### Brief
Return every line of the material exactly.

### Provided entries
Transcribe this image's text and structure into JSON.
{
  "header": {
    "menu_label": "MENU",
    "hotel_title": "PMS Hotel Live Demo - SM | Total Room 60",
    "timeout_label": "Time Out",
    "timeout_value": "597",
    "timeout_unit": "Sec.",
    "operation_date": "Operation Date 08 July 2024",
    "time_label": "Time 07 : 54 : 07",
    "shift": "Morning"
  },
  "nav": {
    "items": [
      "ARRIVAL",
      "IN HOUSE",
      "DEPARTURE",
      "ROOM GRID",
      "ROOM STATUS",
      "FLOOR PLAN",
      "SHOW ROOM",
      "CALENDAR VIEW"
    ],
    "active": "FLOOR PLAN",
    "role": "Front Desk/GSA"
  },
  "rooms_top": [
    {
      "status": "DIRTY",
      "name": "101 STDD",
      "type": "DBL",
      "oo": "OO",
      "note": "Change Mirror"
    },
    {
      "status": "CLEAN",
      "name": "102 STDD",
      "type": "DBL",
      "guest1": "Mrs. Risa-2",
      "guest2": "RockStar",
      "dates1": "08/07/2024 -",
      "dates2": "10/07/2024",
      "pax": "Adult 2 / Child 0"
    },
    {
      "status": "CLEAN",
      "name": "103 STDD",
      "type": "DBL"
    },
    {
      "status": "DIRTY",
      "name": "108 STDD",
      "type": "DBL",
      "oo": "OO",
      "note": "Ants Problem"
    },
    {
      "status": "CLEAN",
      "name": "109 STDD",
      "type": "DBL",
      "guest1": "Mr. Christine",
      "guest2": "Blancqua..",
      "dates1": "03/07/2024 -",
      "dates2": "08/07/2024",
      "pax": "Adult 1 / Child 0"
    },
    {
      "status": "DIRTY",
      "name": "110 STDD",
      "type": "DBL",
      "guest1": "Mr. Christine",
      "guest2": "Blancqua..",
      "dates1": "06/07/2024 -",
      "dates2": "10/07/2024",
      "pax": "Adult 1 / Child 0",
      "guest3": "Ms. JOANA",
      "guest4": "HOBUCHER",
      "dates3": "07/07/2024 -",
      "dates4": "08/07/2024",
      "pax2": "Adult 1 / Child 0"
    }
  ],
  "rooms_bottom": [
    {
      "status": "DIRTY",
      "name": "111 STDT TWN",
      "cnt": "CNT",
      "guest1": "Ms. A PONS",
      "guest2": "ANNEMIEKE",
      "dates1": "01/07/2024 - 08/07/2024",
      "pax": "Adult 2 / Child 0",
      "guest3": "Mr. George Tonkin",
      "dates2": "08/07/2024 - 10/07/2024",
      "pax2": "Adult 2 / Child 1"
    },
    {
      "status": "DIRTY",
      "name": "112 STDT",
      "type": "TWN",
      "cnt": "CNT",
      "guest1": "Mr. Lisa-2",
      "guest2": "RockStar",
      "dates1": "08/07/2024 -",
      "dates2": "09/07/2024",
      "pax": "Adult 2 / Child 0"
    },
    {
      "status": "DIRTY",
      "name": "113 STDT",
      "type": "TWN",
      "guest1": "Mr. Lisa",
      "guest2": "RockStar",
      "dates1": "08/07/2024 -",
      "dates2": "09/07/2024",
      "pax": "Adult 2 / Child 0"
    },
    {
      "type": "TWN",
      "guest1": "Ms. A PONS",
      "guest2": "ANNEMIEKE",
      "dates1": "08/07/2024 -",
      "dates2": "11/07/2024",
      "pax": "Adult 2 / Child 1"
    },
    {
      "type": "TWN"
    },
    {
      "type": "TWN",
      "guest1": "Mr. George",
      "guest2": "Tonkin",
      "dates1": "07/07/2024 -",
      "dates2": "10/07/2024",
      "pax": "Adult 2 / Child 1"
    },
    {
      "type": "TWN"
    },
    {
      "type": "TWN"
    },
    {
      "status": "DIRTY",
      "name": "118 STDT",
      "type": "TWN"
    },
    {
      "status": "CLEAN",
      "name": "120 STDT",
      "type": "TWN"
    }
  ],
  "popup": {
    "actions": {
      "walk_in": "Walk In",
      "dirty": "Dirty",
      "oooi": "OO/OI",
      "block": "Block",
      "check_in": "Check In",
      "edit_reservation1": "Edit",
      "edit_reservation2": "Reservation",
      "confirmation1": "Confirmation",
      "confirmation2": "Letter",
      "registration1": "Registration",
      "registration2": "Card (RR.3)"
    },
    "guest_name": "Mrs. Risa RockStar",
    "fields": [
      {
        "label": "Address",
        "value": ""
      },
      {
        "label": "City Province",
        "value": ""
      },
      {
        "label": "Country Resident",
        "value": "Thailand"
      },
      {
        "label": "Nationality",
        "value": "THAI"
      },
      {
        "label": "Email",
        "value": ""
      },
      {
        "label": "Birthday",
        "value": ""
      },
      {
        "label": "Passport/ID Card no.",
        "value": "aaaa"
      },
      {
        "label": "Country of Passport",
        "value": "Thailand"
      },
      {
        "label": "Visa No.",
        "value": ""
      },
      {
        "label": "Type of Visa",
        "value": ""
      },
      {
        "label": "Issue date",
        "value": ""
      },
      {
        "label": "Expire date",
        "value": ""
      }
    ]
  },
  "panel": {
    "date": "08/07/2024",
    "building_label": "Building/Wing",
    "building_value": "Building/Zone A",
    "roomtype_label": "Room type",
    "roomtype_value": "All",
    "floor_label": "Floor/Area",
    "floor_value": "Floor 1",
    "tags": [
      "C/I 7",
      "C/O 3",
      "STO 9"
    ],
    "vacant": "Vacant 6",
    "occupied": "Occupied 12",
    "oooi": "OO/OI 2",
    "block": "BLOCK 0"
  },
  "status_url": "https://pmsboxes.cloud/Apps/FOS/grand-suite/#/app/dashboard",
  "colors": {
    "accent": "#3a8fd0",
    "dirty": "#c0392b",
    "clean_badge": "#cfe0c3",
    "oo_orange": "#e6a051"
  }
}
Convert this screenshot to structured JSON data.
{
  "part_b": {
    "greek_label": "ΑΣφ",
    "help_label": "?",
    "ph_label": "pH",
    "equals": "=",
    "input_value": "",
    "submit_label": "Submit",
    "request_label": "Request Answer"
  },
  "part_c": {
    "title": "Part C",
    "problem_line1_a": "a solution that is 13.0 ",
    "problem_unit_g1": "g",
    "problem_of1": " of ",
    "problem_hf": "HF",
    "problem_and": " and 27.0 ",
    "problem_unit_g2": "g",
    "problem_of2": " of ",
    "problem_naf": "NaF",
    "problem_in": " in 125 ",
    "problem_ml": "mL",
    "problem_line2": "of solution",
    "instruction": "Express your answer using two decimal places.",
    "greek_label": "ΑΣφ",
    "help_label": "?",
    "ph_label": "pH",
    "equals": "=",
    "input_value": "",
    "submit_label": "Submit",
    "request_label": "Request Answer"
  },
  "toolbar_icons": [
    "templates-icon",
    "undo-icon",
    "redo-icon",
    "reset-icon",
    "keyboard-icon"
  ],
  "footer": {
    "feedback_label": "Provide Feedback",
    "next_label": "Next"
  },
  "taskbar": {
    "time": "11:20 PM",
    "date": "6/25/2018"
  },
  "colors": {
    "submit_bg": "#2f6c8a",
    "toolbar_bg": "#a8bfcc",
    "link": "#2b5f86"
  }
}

### Solution below
Transcribe this image's text and structure into JSON.
{
  "header": {
    "menu_label": "MENU",
    "hotel_title": "PMS Hotel Live Demo - SM | Total Room 60",
    "timeout_label": "Time Out",
    "timeout_value": "597",
    "timeout_unit": "Sec.",
    "operation_date": "Operation Date 08 July 2024",
    "time_label": "Time 07 : 54 : 07",
    "shift": "Morning"
  },
  "nav": {
    "items": [
      "ARRIVAL",
      "IN HOUSE",
      "DEPARTURE",
      "ROOM GRID",
      "ROOM STATUS",
      "FLOOR PLAN",
      "SHOW ROOM",
      "CALENDAR VIEW"
    ],
    "active": "FLOOR PLAN",
    "role": "Front Desk/GSA"
  },
  "rooms_top": [
    {
      "status": "DIRTY",
      "name": "101 STDD",
      "type": "DBL",
      "oo": "OO",
      "note": "Change Mirror"
    },
    {
      "status": "CLEAN",
      "name": "102 STDD",
      "type": "DBL",
      "guest1": "Mrs. Risa-2",
      "guest2": "RockStar",
      "dates1": "08/07/2024 -",
      "dates2": "10/07/2024",
      "pax": "Adult 2 / Child 0"
    },
    {
      "status": "CLEAN",
      "name": "103 STDD",
      "type": "DBL"
    },
    {
      "status": "DIRTY",
      "name": "108 STDD",
      "type": "DBL",
      "oo": "OO",
      "note": "Ants Problem"
    },
    {
      "status": "CLEAN",
      "name": "109 STDD",
      "type": "DBL",
      "guest1": "Mr. Christine",
      "guest2": "Blancqua..",
      "dates1": "03/07/2024 -",
      "dates2": "08/07/2024",
      "pax": "Adult 1 / Child 0"
    },
    {
      "status": "DIRTY",
      "name": "110 STDD",
      "type": "DBL",
      "guest1": "Mr. Christine",
      "guest2": "Blancqua..",
      "dates1": "06/07/2024 -",
      "dates2": "10/07/2024",
      "pax": "Adult 1 / Child 0",
      "guest3": "Ms. JOANA",
      "guest4": "HOBUCHER",
      "dates3": "07/07/2024 -",
      "dates4": "08/07/2024",
      "pax2": "Adult 1 / Child 0"
    }
  ],
  "rooms_bottom": [
    {
      "status": "DIRTY",
      "name": "111 STDT TWN",
      "cnt": "CNT",
      "guest1": "Ms. A PONS",
      "guest2": "ANNEMIEKE",
      "dates1": "01/07/2024 - 08/07/2024",
      "pax": "Adult 2 / Child 0",
      "guest3": "Mr. George Tonkin",
      "dates2": "08/07/2024 - 10/07/2024",
      "pax2": "Adult 2 / Child 1"
    },
    {
      "status": "DIRTY",
      "name": "112 STDT",
      "type": "TWN",
      "cnt": "CNT",
      "guest1": "Mr. Lisa-2",
      "guest2": "RockStar",
      "dates1": "08/07/2024 -",
      "dates2": "09/07/2024",
      "pax": "Adult 2 / Child 0"
    },
    {
      "status": "DIRTY",
      "name": "113 STDT",
      "type": "TWN",
      "guest1": "Mr. Lisa",
      "guest2": "RockStar",
      "dates1": "08/07/2024 -",
      "dates2": "09/07/2024",
      "pax": "Adult 2 / Child 0"
    },
    {
      "type": "TWN",
      "guest1": "Ms. A PONS",
      "guest2": "ANNEMIEKE",
      "dates1": "08/07/2024 -",
      "dates2": "11/07/2024",
      "pax": "Adult 2 / Child 1"
    },
    {
      "type": "TWN"
    },
    {
      "type": "TWN",
      "guest1": "Mr. George",
      "guest2": "Tonkin",
      "dates1": "07/07/2024 -",
      "dates2": "10/07/2024",
      "pax": "Adult 2 / Child 1"
    },
    {
      "type": "TWN"
    },
    {
      "type": "TWN"
    },
    {
      "status": "DIRTY",
      "name": "118 STDT",
      "type": "TWN"
    },
    {
      "status": "CLEAN",
      "name": "120 STDT",
      "type": "TWN"
    }
  ],
  "popup": {
    "actions": {
      "walk_in": "Walk In",
      "dirty": "Dirty",
      "oooi": "OO/OI",
      "block": "Block",
      "check_in": "Check In",
      "edit_reservation1": "Edit",
      "edit_reservation2": "Reservation",
      "confirmation1": "Confirmation",
      "confirmation2": "Letter",
      "registration1": "Registration",
      "registration2": "Card (RR.3)"
    },
    "guest_name": "Mrs. Risa RockStar",
    "fields": [
      {
        "label": "Address",
        "value": ""
      },
      {
        "label": "City Province",
        "value": ""
      },
      {
        "label": "Country Resident",
        "value": "Thailand"
      },
      {
        "label": "Nationality",
        "value": "THAI"
      },
      {
        "label": "Email",
        "value": ""
      },
      {
        "label": "Birthday",
        "value": ""
      },
      {
        "label": "Passport/ID Card no.",
        "value": "aaaa"
      },
      {
        "label": "Country of Passport",
        "value": "Thailand"
      },
      {
        "label": "Visa No.",
        "value": ""
      },
      {
        "label": "Type of Visa",
        "value": ""
      },
      {
        "label": "Issue date",
        "value": ""
      },
      {
        "label": "Expire date",
        "value": ""
      }
    ]
  },
  "panel": {
    "date": "08/07/2024",
    "building_label": "Building/Wing",
    "building_value": "Building/Zone A",
    "roomtype_label": "Room type",
    "roomtype_value": "All",
    "floor_label": "Floor/Area",
    "floor_value": "Floor 1",
    "tags": [
      "C/I 7",
      "C/O 3",
      "STO 9"
    ],
    "vacant": "Vacant 6",
    "occupied": "Occupied 12",
    "oooi": "OO/OI 2",
    "block": "BLOCK 0"
  },
  "status_url": "https://pmsboxes.cloud/Apps/FOS/grand-suite/#/app/dashboard",
  "colors": {
    "accent": "#3a8fd0",
    "dirty": "#c0392b",
    "clean_badge": "#cfe0c3",
    "oo_orange": "#e6a051"
  }
}
Convert this screenshot to structured JSON data.
{
  "part_b": {
    "greek_label": "ΑΣφ",
    "help_label": "?",
    "ph_label": "pH",
    "equals": "=",
    "input_value": "",
    "submit_label": "Submit",
    "request_label": "Request Answer"
  },
  "part_c": {
    "title": "Part C",
    "problem_line1_a": "a solution that is 13.0 ",
    "problem_unit_g1": "g",
    "problem_of1": " of ",
    "problem_hf": "HF",
    "problem_and": " and 27.0 ",
    "problem_unit_g2": "g",
    "problem_of2": " of ",
    "problem_naf": "NaF",
    "problem_in": " in 125 ",
    "problem_ml": "mL",
    "problem_line2": "of solution",
    "instruction": "Express your answer using two decimal places.",
    "greek_label": "ΑΣφ",
    "help_label": "?",
    "ph_label": "pH",
    "equals": "=",
    "input_value": "",
    "submit_label": "Submit",
    "request_label": "Request Answer"
  },
  "toolbar_icons": [
    "templates-icon",
    "undo-icon",
    "redo-icon",
    "reset-icon",
    "keyboard-icon"
  ],
  "footer": {
    "feedback_label": "Provide Feedback",
    "next_label": "Next"
  },
  "taskbar": {
    "time": "11:20 PM",
    "date": "6/25/2018"
  },
  "colors": {
    "submit_bg": "#2f6c8a",
    "toolbar_bg": "#a8bfcc",
    "link": "#2b5f86"
  }
}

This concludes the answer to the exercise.